WHAT YOU HAVE TO DO
The entries below need to be written out exactly, with no pictures included.
□ □ □
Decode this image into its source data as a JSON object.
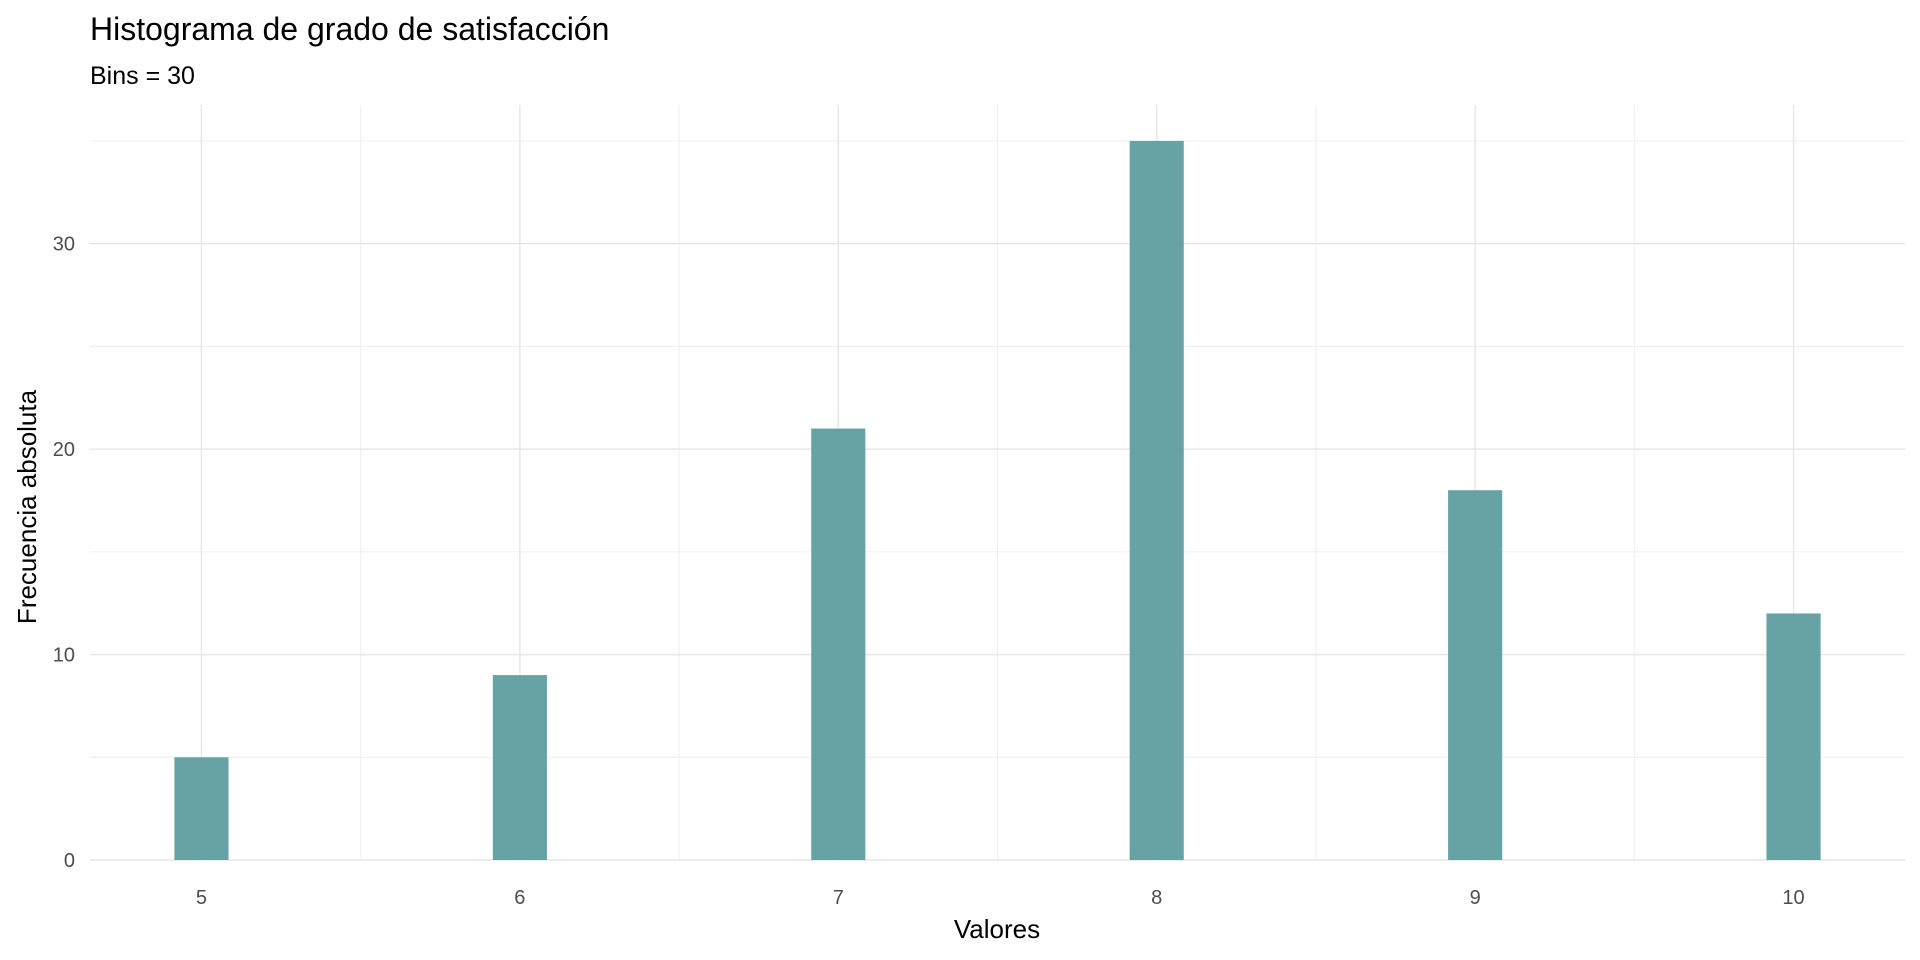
{
  "chart_data": {
    "type": "bar",
    "title": "Histograma de grado de satisfacción",
    "subtitle": "Bins = 30",
    "xlabel": "Valores",
    "ylabel": "Frecuencia absoluta",
    "categories": [
      5,
      6,
      7,
      8,
      9,
      10
    ],
    "values": [
      5,
      9,
      21,
      35,
      18,
      12
    ],
    "x_ticks": [
      "5",
      "6",
      "7",
      "8",
      "9",
      "10"
    ],
    "y_ticks": [
      "0",
      "10",
      "20",
      "30"
    ],
    "xlim": [
      4.65,
      10.35
    ],
    "ylim": [
      0,
      36.75
    ],
    "bin_width": 0.17,
    "grid": true,
    "bar_color": "#5f9ea0"
  }
}
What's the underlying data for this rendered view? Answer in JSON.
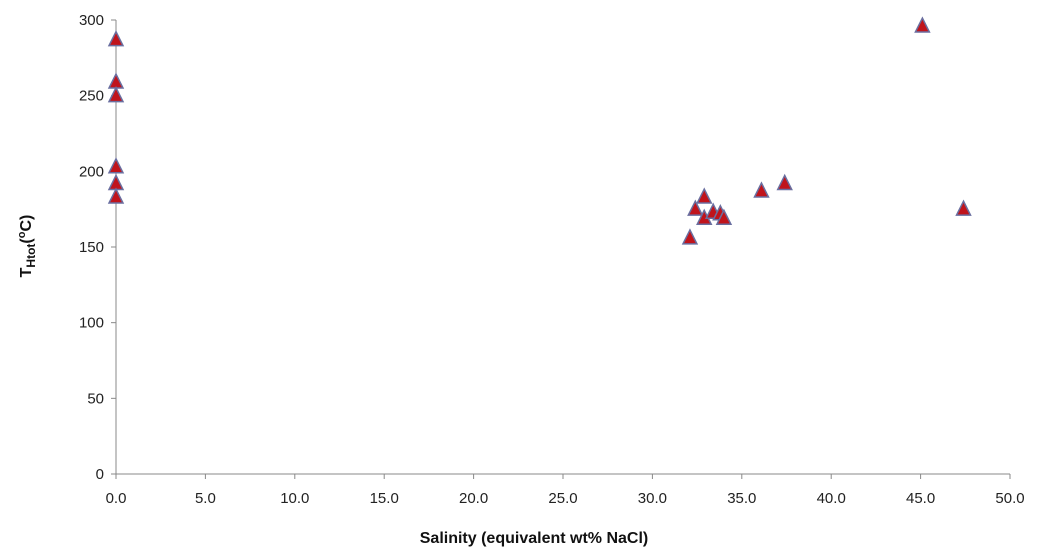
□ □ □
REPLY TO THE TASK
Decode this image into its source data as a JSON object.
{
  "chart_data": {
    "type": "bar",
    "title": "Histograma de grado de satisfacción",
    "subtitle": "Bins = 30",
    "xlabel": "Valores",
    "ylabel": "Frecuencia absoluta",
    "categories": [
      5,
      6,
      7,
      8,
      9,
      10
    ],
    "values": [
      5,
      9,
      21,
      35,
      18,
      12
    ],
    "x_ticks": [
      "5",
      "6",
      "7",
      "8",
      "9",
      "10"
    ],
    "y_ticks": [
      "0",
      "10",
      "20",
      "30"
    ],
    "xlim": [
      4.65,
      10.35
    ],
    "ylim": [
      0,
      36.75
    ],
    "bin_width": 0.17,
    "grid": true,
    "bar_color": "#5f9ea0"
  }
}
What's the underlying data for this rendered view? Answer in JSON.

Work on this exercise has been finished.